**What is needed**
Word for word, quote the lines from the one containing "Transcribe this image's" to the end of the entries below, including both. Leave pictures out.

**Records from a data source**
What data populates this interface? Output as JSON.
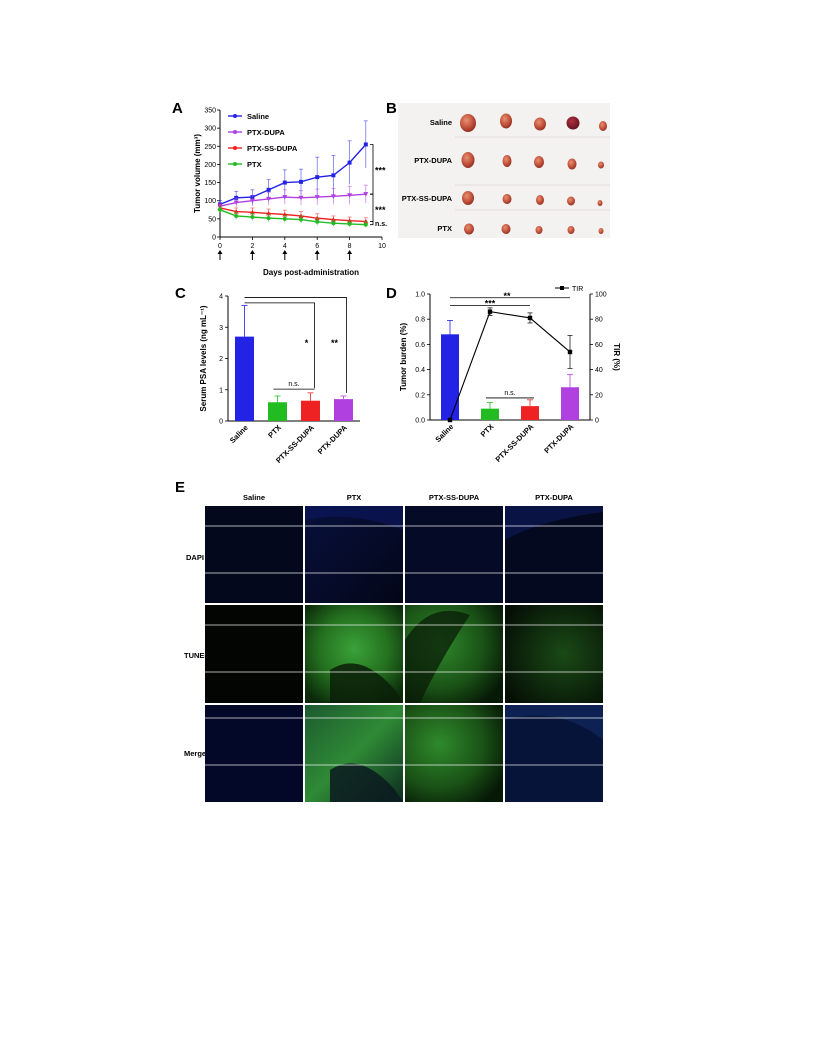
{
  "panels": {
    "A": "A",
    "B": "B",
    "C": "C",
    "D": "D",
    "E": "E"
  },
  "colors": {
    "saline": "#2323e6",
    "ptx_dupa": "#b040e0",
    "ptx_ss_dupa": "#ee2222",
    "ptx": "#22bb22"
  },
  "chart_data": [
    {
      "type": "line",
      "panel": "A",
      "xlabel": "Days post-administration",
      "ylabel": "Tumor volume (mm³)",
      "xlim": [
        0,
        10
      ],
      "ylim": [
        0,
        350
      ],
      "xticks": [
        "0",
        "2",
        "4",
        "6",
        "8",
        "10"
      ],
      "yticks": [
        "0",
        "50",
        "100",
        "150",
        "200",
        "250",
        "300",
        "350"
      ],
      "dosing_days": [
        0,
        2,
        4,
        6,
        8
      ],
      "series": [
        {
          "name": "Saline",
          "color": "#2323e6",
          "x": [
            0,
            1,
            2,
            3,
            4,
            5,
            6,
            7,
            8,
            9
          ],
          "y": [
            90,
            108,
            110,
            130,
            150,
            152,
            165,
            170,
            205,
            255
          ],
          "err": [
            10,
            18,
            20,
            28,
            35,
            35,
            55,
            55,
            60,
            65
          ]
        },
        {
          "name": "PTX-DUPA",
          "color": "#b040e0",
          "x": [
            0,
            1,
            2,
            3,
            4,
            5,
            6,
            7,
            8,
            9
          ],
          "y": [
            85,
            95,
            100,
            105,
            110,
            108,
            110,
            112,
            115,
            118
          ],
          "err": [
            8,
            12,
            15,
            18,
            20,
            20,
            22,
            22,
            25,
            25
          ]
        },
        {
          "name": "PTX-SS-DUPA",
          "color": "#ee2222",
          "x": [
            0,
            1,
            2,
            3,
            4,
            5,
            6,
            7,
            8,
            9
          ],
          "y": [
            80,
            70,
            68,
            65,
            62,
            58,
            52,
            48,
            45,
            43
          ],
          "err": [
            8,
            10,
            12,
            12,
            12,
            12,
            12,
            10,
            10,
            10
          ]
        },
        {
          "name": "PTX",
          "color": "#22bb22",
          "x": [
            0,
            1,
            2,
            3,
            4,
            5,
            6,
            7,
            8,
            9
          ],
          "y": [
            75,
            58,
            55,
            52,
            50,
            48,
            42,
            38,
            36,
            34
          ],
          "err": [
            8,
            10,
            10,
            10,
            10,
            10,
            10,
            8,
            8,
            8
          ]
        }
      ],
      "annotations": [
        "***",
        "***",
        "n.s."
      ]
    },
    {
      "type": "bar",
      "panel": "C",
      "ylabel": "Serum PSA levels (ng mL⁻¹)",
      "ylim": [
        0,
        4
      ],
      "yticks": [
        "0",
        "1",
        "2",
        "3",
        "4"
      ],
      "categories": [
        "Saline",
        "PTX",
        "PTX-SS-DUPA",
        "PTX-DUPA"
      ],
      "values": [
        2.7,
        0.6,
        0.65,
        0.7
      ],
      "errors": [
        1.0,
        0.2,
        0.25,
        0.1
      ],
      "bar_colors": [
        "#2323e6",
        "#22bb22",
        "#ee2222",
        "#b040e0"
      ],
      "annotations": [
        "n.s.",
        "*",
        "**"
      ]
    },
    {
      "type": "bar",
      "panel": "D",
      "ylabel": "Tumor burden (%)",
      "y2label": "TIR (%)",
      "ylim": [
        0,
        1.0
      ],
      "y2lim": [
        0,
        100
      ],
      "yticks": [
        "0.0",
        "0.2",
        "0.4",
        "0.6",
        "0.8",
        "1.0"
      ],
      "y2ticks": [
        "0",
        "20",
        "40",
        "60",
        "80",
        "100"
      ],
      "categories": [
        "Saline",
        "PTX",
        "PTX-SS-DUPA",
        "PTX-DUPA"
      ],
      "values": [
        0.68,
        0.09,
        0.11,
        0.26
      ],
      "errors": [
        0.11,
        0.05,
        0.05,
        0.1
      ],
      "bar_colors": [
        "#2323e6",
        "#22bb22",
        "#ee2222",
        "#b040e0"
      ],
      "line_series": {
        "name": "TIR",
        "values": [
          0,
          86,
          81,
          54
        ],
        "errors": [
          0,
          3,
          4,
          13
        ]
      },
      "annotations": [
        "**",
        "***",
        "n.s."
      ]
    }
  ],
  "photo_panel": {
    "rows": [
      "Saline",
      "PTX-DUPA",
      "PTX-SS-DUPA",
      "PTX"
    ]
  },
  "micro_panel": {
    "columns": [
      "Saline",
      "PTX",
      "PTX-SS-DUPA",
      "PTX-DUPA"
    ],
    "rows": [
      "DAPI",
      "TUNEL",
      "Merge"
    ]
  }
}
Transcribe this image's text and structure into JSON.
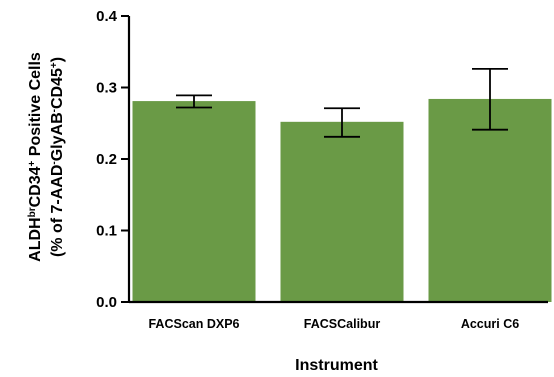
{
  "chart_data": {
    "type": "bar",
    "categories": [
      "FACScan DXP6",
      "FACSCalibur",
      "Accuri C6"
    ],
    "values": [
      0.281,
      0.252,
      0.284
    ],
    "error_low": [
      0.272,
      0.231,
      0.241
    ],
    "error_high": [
      0.289,
      0.271,
      0.326
    ],
    "xlabel": "Instrument",
    "ylabel": {
      "line1": "ALDH",
      "line1_sup_a": "br",
      "line1_mid": "CD34",
      "line1_sup_b": "+",
      "line1_end": " Positive Cells",
      "line2": "(% of 7-AAD",
      "line2_sup_a": "-",
      "line2_mid": "GlyAB",
      "line2_sup_b": "-",
      "line2_mid2": "CD45",
      "line2_sup_c": "+",
      "line2_end": ")"
    },
    "ylim": [
      0,
      0.4
    ],
    "yticks": [
      "0.0",
      "0.1",
      "0.2",
      "0.3",
      "0.4"
    ],
    "ytick_values": [
      0,
      0.1,
      0.2,
      0.3,
      0.4
    ],
    "bar_color": "#6a9a46",
    "grid": false,
    "legend": "none"
  }
}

**Worked solution**
Transcribe this image's text and structure into JSON.
{
  "chart_data": {
    "type": "bar",
    "categories": [
      "FACScan DXP6",
      "FACSCalibur",
      "Accuri C6"
    ],
    "values": [
      0.281,
      0.252,
      0.284
    ],
    "error_low": [
      0.272,
      0.231,
      0.241
    ],
    "error_high": [
      0.289,
      0.271,
      0.326
    ],
    "xlabel": "Instrument",
    "ylabel": {
      "line1": "ALDH",
      "line1_sup_a": "br",
      "line1_mid": "CD34",
      "line1_sup_b": "+",
      "line1_end": " Positive Cells",
      "line2": "(% of 7-AAD",
      "line2_sup_a": "-",
      "line2_mid": "GlyAB",
      "line2_sup_b": "-",
      "line2_mid2": "CD45",
      "line2_sup_c": "+",
      "line2_end": ")"
    },
    "ylim": [
      0,
      0.4
    ],
    "yticks": [
      "0.0",
      "0.1",
      "0.2",
      "0.3",
      "0.4"
    ],
    "ytick_values": [
      0,
      0.1,
      0.2,
      0.3,
      0.4
    ],
    "bar_color": "#6a9a46",
    "grid": false,
    "legend": "none"
  }
}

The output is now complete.